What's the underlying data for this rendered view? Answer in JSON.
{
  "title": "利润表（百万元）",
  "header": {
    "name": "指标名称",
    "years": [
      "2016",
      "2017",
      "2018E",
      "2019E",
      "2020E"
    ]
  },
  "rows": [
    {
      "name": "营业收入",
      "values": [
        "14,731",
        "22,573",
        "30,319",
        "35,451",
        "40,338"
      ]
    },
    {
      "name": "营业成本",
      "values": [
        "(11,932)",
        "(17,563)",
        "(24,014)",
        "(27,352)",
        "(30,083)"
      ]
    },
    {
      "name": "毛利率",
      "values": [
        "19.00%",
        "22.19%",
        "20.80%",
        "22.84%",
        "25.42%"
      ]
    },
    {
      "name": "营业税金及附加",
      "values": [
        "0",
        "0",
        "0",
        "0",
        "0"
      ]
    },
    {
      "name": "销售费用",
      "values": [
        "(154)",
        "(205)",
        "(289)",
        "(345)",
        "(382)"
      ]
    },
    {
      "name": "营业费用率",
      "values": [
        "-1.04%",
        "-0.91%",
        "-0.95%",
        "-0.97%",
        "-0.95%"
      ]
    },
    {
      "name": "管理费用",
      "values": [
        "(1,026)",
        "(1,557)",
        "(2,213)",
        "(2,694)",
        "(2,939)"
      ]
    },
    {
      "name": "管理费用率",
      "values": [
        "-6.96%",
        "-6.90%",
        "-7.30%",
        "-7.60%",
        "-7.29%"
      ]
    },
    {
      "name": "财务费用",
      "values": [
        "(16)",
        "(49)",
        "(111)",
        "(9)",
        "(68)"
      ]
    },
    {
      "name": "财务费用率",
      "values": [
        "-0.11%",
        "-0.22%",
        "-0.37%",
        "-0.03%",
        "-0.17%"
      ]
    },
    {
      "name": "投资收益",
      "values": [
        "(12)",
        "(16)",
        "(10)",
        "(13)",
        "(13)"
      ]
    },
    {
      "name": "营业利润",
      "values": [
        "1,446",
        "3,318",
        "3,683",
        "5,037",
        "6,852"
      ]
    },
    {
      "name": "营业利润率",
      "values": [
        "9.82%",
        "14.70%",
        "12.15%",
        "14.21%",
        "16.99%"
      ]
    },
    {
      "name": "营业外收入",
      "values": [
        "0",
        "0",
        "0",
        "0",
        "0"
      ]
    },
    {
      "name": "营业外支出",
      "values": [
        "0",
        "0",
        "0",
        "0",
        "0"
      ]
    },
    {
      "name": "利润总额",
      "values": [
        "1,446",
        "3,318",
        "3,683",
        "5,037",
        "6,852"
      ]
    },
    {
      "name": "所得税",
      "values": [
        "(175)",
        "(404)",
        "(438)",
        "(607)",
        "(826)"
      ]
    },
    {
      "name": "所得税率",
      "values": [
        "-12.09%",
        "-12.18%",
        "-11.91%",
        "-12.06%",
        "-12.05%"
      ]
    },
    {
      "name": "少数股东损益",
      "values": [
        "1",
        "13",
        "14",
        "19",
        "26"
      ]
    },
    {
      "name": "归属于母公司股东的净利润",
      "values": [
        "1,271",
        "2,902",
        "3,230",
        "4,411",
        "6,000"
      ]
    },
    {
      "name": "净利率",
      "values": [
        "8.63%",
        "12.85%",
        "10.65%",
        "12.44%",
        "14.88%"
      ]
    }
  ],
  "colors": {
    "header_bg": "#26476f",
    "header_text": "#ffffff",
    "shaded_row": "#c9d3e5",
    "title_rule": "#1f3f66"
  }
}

___

Exact output of every entry is required.

[Solution]
What's the underlying data for this rendered view? Answer in JSON.
{
  "title": "利润表（百万元）",
  "header": {
    "name": "指标名称",
    "years": [
      "2016",
      "2017",
      "2018E",
      "2019E",
      "2020E"
    ]
  },
  "rows": [
    {
      "name": "营业收入",
      "values": [
        "14,731",
        "22,573",
        "30,319",
        "35,451",
        "40,338"
      ]
    },
    {
      "name": "营业成本",
      "values": [
        "(11,932)",
        "(17,563)",
        "(24,014)",
        "(27,352)",
        "(30,083)"
      ]
    },
    {
      "name": "毛利率",
      "values": [
        "19.00%",
        "22.19%",
        "20.80%",
        "22.84%",
        "25.42%"
      ]
    },
    {
      "name": "营业税金及附加",
      "values": [
        "0",
        "0",
        "0",
        "0",
        "0"
      ]
    },
    {
      "name": "销售费用",
      "values": [
        "(154)",
        "(205)",
        "(289)",
        "(345)",
        "(382)"
      ]
    },
    {
      "name": "营业费用率",
      "values": [
        "-1.04%",
        "-0.91%",
        "-0.95%",
        "-0.97%",
        "-0.95%"
      ]
    },
    {
      "name": "管理费用",
      "values": [
        "(1,026)",
        "(1,557)",
        "(2,213)",
        "(2,694)",
        "(2,939)"
      ]
    },
    {
      "name": "管理费用率",
      "values": [
        "-6.96%",
        "-6.90%",
        "-7.30%",
        "-7.60%",
        "-7.29%"
      ]
    },
    {
      "name": "财务费用",
      "values": [
        "(16)",
        "(49)",
        "(111)",
        "(9)",
        "(68)"
      ]
    },
    {
      "name": "财务费用率",
      "values": [
        "-0.11%",
        "-0.22%",
        "-0.37%",
        "-0.03%",
        "-0.17%"
      ]
    },
    {
      "name": "投资收益",
      "values": [
        "(12)",
        "(16)",
        "(10)",
        "(13)",
        "(13)"
      ]
    },
    {
      "name": "营业利润",
      "values": [
        "1,446",
        "3,318",
        "3,683",
        "5,037",
        "6,852"
      ]
    },
    {
      "name": "营业利润率",
      "values": [
        "9.82%",
        "14.70%",
        "12.15%",
        "14.21%",
        "16.99%"
      ]
    },
    {
      "name": "营业外收入",
      "values": [
        "0",
        "0",
        "0",
        "0",
        "0"
      ]
    },
    {
      "name": "营业外支出",
      "values": [
        "0",
        "0",
        "0",
        "0",
        "0"
      ]
    },
    {
      "name": "利润总额",
      "values": [
        "1,446",
        "3,318",
        "3,683",
        "5,037",
        "6,852"
      ]
    },
    {
      "name": "所得税",
      "values": [
        "(175)",
        "(404)",
        "(438)",
        "(607)",
        "(826)"
      ]
    },
    {
      "name": "所得税率",
      "values": [
        "-12.09%",
        "-12.18%",
        "-11.91%",
        "-12.06%",
        "-12.05%"
      ]
    },
    {
      "name": "少数股东损益",
      "values": [
        "1",
        "13",
        "14",
        "19",
        "26"
      ]
    },
    {
      "name": "归属于母公司股东的净利润",
      "values": [
        "1,271",
        "2,902",
        "3,230",
        "4,411",
        "6,000"
      ]
    },
    {
      "name": "净利率",
      "values": [
        "8.63%",
        "12.85%",
        "10.65%",
        "12.44%",
        "14.88%"
      ]
    }
  ],
  "colors": {
    "header_bg": "#26476f",
    "header_text": "#ffffff",
    "shaded_row": "#c9d3e5",
    "title_rule": "#1f3f66"
  }
}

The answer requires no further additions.